### The request
Give every line back verbatim, dropping all images.

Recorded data
....

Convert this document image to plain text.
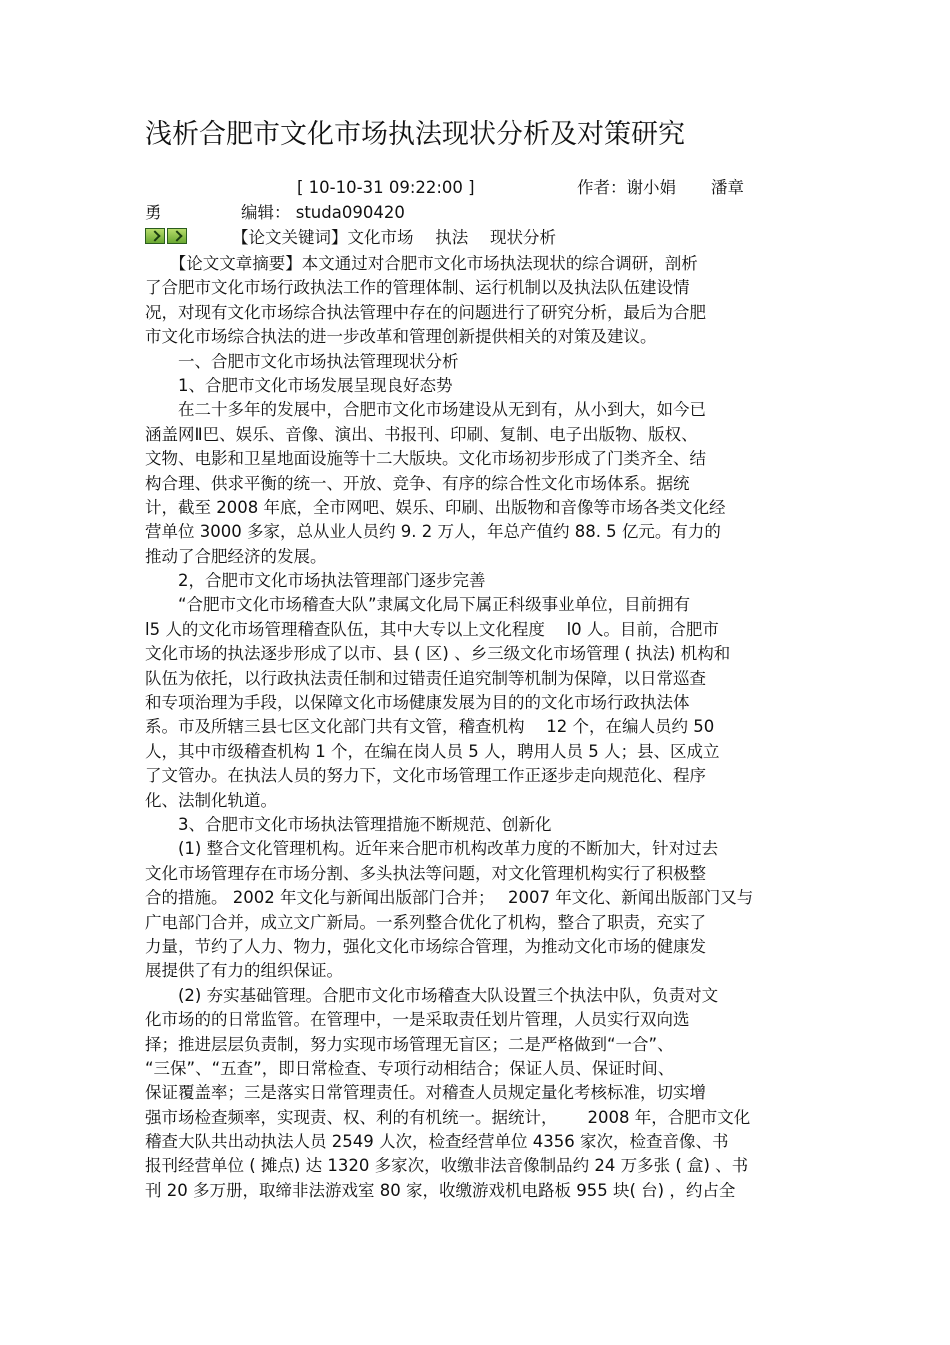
浅析合肥市文化市场执法现状分析及对策研究
[ 10-10-31 09:22:00 ]	作者：谢小娟 潘章
勇	编辑： studa090420
【论文关键词】文化市场　 执法　 现状分析
　　【论文文章摘要】本文通过对合肥市文化市场执法现状的综合调研，剖析
了合肥市文化市场行政执法工作的管理体制、运行机制以及执法队伍建设情
况，对现有文化市场综合执法管理中存在的问题进行了研究分析，最后为合肥
市文化市场综合执法的进一步改革和管理创新提供相关的对策及建议。
　　一、合肥市文化市场执法管理现状分析
　　1、合肥市文化市场发展呈现良好态势
　　在二十多年的发展中，合肥市文化市场建设从无到有，从小到大，如今已
涵盖网Ⅱ巴、娱乐、音像、演出、书报刊、印刷、复制、电子出版物、版权、
文物、电影和卫星地面设施等十二大版块。文化市场初步形成了门类齐全、结
构合理、供求平衡的统一、开放、竞争、有序的综合性文化市场体系。据统
计，截至 2008 年底，全市网吧、娱乐、印刷、出版物和音像等市场各类文化经
营单位 3000 多家，总从业人员约 9. 2 万人，年总产值约 88. 5 亿元。有力的
推动了合肥经济的发展。
　　2，合肥市文化市场执法管理部门逐步完善
　　“合肥市文化市场稽查大队”隶属文化局下属正科级事业单位，目前拥有
l5 人的文化市场管理稽查队伍，其中大专以上文化程度　 l0 人。目前，合肥市
文化市场的执法逐步形成了以市、县 ( 区) 、乡三级文化市场管理 ( 执法) 机构和
队伍为依托，以行政执法责任制和过错责任追究制等机制为保障，以日常巡查
和专项治理为手段，以保障文化市场健康发展为目的的文化市场行政执法体
系。市及所辖三县七区文化部门共有文管，稽查机构　 12 个，在编人员约 50
人，其中市级稽查机构 1 个，在编在岗人员 5 人，聘用人员 5 人；县、区成立
了文管办。在执法人员的努力下，文化市场管理工作正逐步走向规范化、程序
化、法制化轨道。
　　3、合肥市文化市场执法管理措施不断规范、创新化
　　(1) 整合文化管理机构。近年来合肥市机构改革力度的不断加大，针对过去
文化市场管理存在市场分割、多头执法等问题，对文化管理机构实行了积极整
合的措施。 2002 年文化与新闻出版部门合并；　 2007 年文化、新闻出版部门又与
广电部门合并，成立文广新局。一系列整合优化了机构，整合了职责，充实了
力量，节约了人力、物力，强化文化市场综合管理，为推动文化市场的健康发
展提供了有力的组织保证。
　　(2) 夯实基础管理。合肥市文化市场稽查大队设置三个执法中队，负责对文
化市场的的日常监管。在管理中，一是采取责任划片管理，人员实行双向选
择；推进层层负责制，努力实现市场管理无盲区；二是严格做到“一合”、
“三保”、“五查”，即日常检查、专项行动相结合；保证人员、保证时间、
保证覆盖率；三是落实日常管理责任。对稽查人员规定量化考核标准，切实增
强市场检查频率，实现责、权、利的有机统一。据统计，　　 2008 年，合肥市文化
稽查大队共出动执法人员 2549 人次，检查经营单位 4356 家次，检查音像、书
报刊经营单位 ( 摊点) 达 1320 多家次，收缴非法音像制品约 24 万多张 ( 盒) 、书
刊 20 多万册，取缔非法游戏室 80 家，收缴游戏机电路板 955 块( 台) ，约占全
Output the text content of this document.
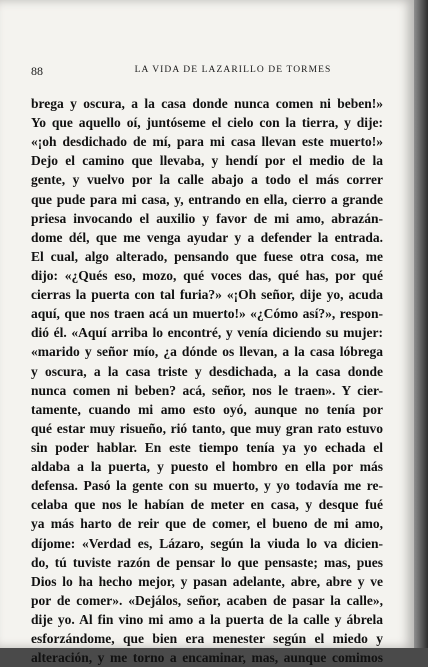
88	LA VIDA DE LAZARILLO DE TORMES
brega y oscura, a la casa donde nunca comen ni beben!»
Yo que aquello oí, juntóseme el cielo con la tierra, y dije:
«¡oh desdichado de mí, para mi casa llevan este muerto!»
Dejo el camino que llevaba, y hendí por el medio de la
gente, y vuelvo por la calle abajo a todo el más correr
que pude para mi casa, y, entrando en ella, cierro a grande
priesa invocando el auxilio y favor de mi amo, abrazán-
dome dél, que me venga ayudar y a defender la entrada.
El cual, algo alterado, pensando que fuese otra cosa, me
dijo: «¿Qués eso, mozo, qué voces das, qué has, por qué
cierras la puerta con tal furia?» «¡Oh señor, dije yo, acuda
aquí, que nos traen acá un muerto!» «¿Cómo así?», respon-
dió él. «Aquí arriba lo encontré, y venía diciendo su mujer:
«marido y señor mío, ¿a dónde os llevan, a la casa lóbrega
y oscura, a la casa triste y desdichada, a la casa donde
nunca comen ni beben? acá, señor, nos le traen». Y cier-
tamente, cuando mi amo esto oyó, aunque no tenía por
qué estar muy risueño, rió tanto, que muy gran rato estuvo
sin poder hablar. En este tiempo tenía ya yo echada el
aldaba a la puerta, y puesto el hombro en ella por más
defensa. Pasó la gente con su muerto, y yo todavía me re-
celaba que nos le habían de meter en casa, y desque fué
ya más harto de reir que de comer, el bueno de mi amo,
díjome: «Verdad es, Lázaro, según la viuda lo va dicien-
do, tú tuviste razón de pensar lo que pensaste; mas, pues
Dios lo ha hecho mejor, y pasan adelante, abre, abre y ve
por de comer». «Dejálos, señor, acaben de pasar la calle»,
dije yo. Al fin vino mi amo a la puerta de la calle y ábrela
esforzándome, que bien era menester según el miedo y
alteración, y me torno a encaminar, mas, aunque comimos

....

### Solution for this task
Convert this document image to plain text.
浅析合肥市文化市场执法现状分析及对策研究
[ 10-10-31 09:22:00 ]	作者：谢小娟 潘章
勇	编辑： studa090420
【论文关键词】文化市场　 执法　 现状分析
　　【论文文章摘要】本文通过对合肥市文化市场执法现状的综合调研，剖析
了合肥市文化市场行政执法工作的管理体制、运行机制以及执法队伍建设情
况，对现有文化市场综合执法管理中存在的问题进行了研究分析，最后为合肥
市文化市场综合执法的进一步改革和管理创新提供相关的对策及建议。
　　一、合肥市文化市场执法管理现状分析
　　1、合肥市文化市场发展呈现良好态势
　　在二十多年的发展中，合肥市文化市场建设从无到有，从小到大，如今已
涵盖网Ⅱ巴、娱乐、音像、演出、书报刊、印刷、复制、电子出版物、版权、
文物、电影和卫星地面设施等十二大版块。文化市场初步形成了门类齐全、结
构合理、供求平衡的统一、开放、竞争、有序的综合性文化市场体系。据统
计，截至 2008 年底，全市网吧、娱乐、印刷、出版物和音像等市场各类文化经
营单位 3000 多家，总从业人员约 9. 2 万人，年总产值约 88. 5 亿元。有力的
推动了合肥经济的发展。
　　2，合肥市文化市场执法管理部门逐步完善
　　“合肥市文化市场稽查大队”隶属文化局下属正科级事业单位，目前拥有
l5 人的文化市场管理稽查队伍，其中大专以上文化程度　 l0 人。目前，合肥市
文化市场的执法逐步形成了以市、县 ( 区) 、乡三级文化市场管理 ( 执法) 机构和
队伍为依托，以行政执法责任制和过错责任追究制等机制为保障，以日常巡查
和专项治理为手段，以保障文化市场健康发展为目的的文化市场行政执法体
系。市及所辖三县七区文化部门共有文管，稽查机构　 12 个，在编人员约 50
人，其中市级稽查机构 1 个，在编在岗人员 5 人，聘用人员 5 人；县、区成立
了文管办。在执法人员的努力下，文化市场管理工作正逐步走向规范化、程序
化、法制化轨道。
　　3、合肥市文化市场执法管理措施不断规范、创新化
　　(1) 整合文化管理机构。近年来合肥市机构改革力度的不断加大，针对过去
文化市场管理存在市场分割、多头执法等问题，对文化管理机构实行了积极整
合的措施。 2002 年文化与新闻出版部门合并；　 2007 年文化、新闻出版部门又与
广电部门合并，成立文广新局。一系列整合优化了机构，整合了职责，充实了
力量，节约了人力、物力，强化文化市场综合管理，为推动文化市场的健康发
展提供了有力的组织保证。
　　(2) 夯实基础管理。合肥市文化市场稽查大队设置三个执法中队，负责对文
化市场的的日常监管。在管理中，一是采取责任划片管理，人员实行双向选
择；推进层层负责制，努力实现市场管理无盲区；二是严格做到“一合”、
“三保”、“五查”，即日常检查、专项行动相结合；保证人员、保证时间、
保证覆盖率；三是落实日常管理责任。对稽查人员规定量化考核标准，切实增
强市场检查频率，实现责、权、利的有机统一。据统计，　　 2008 年，合肥市文化
稽查大队共出动执法人员 2549 人次，检查经营单位 4356 家次，检查音像、书
报刊经营单位 ( 摊点) 达 1320 多家次，收缴非法音像制品约 24 万多张 ( 盒) 、书
刊 20 多万册，取缔非法游戏室 80 家，收缴游戏机电路板 955 块( 台) ，约占全
Output the text content of this document.
88	LA VIDA DE LAZARILLO DE TORMES
brega y oscura, a la casa donde nunca comen ni beben!»
Yo que aquello oí, juntóseme el cielo con la tierra, y dije:
«¡oh desdichado de mí, para mi casa llevan este muerto!»
Dejo el camino que llevaba, y hendí por el medio de la
gente, y vuelvo por la calle abajo a todo el más correr
que pude para mi casa, y, entrando en ella, cierro a grande
priesa invocando el auxilio y favor de mi amo, abrazán-
dome dél, que me venga ayudar y a defender la entrada.
El cual, algo alterado, pensando que fuese otra cosa, me
dijo: «¿Qués eso, mozo, qué voces das, qué has, por qué
cierras la puerta con tal furia?» «¡Oh señor, dije yo, acuda
aquí, que nos traen acá un muerto!» «¿Cómo así?», respon-
dió él. «Aquí arriba lo encontré, y venía diciendo su mujer:
«marido y señor mío, ¿a dónde os llevan, a la casa lóbrega
y oscura, a la casa triste y desdichada, a la casa donde
nunca comen ni beben? acá, señor, nos le traen». Y cier-
tamente, cuando mi amo esto oyó, aunque no tenía por
qué estar muy risueño, rió tanto, que muy gran rato estuvo
sin poder hablar. En este tiempo tenía ya yo echada el
aldaba a la puerta, y puesto el hombro en ella por más
defensa. Pasó la gente con su muerto, y yo todavía me re-
celaba que nos le habían de meter en casa, y desque fué
ya más harto de reir que de comer, el bueno de mi amo,
díjome: «Verdad es, Lázaro, según la viuda lo va dicien-
do, tú tuviste razón de pensar lo que pensaste; mas, pues
Dios lo ha hecho mejor, y pasan adelante, abre, abre y ve
por de comer». «Dejálos, señor, acaben de pasar la calle»,
dije yo. Al fin vino mi amo a la puerta de la calle y ábrela
esforzándome, que bien era menester según el miedo y
alteración, y me torno a encaminar, mas, aunque comimos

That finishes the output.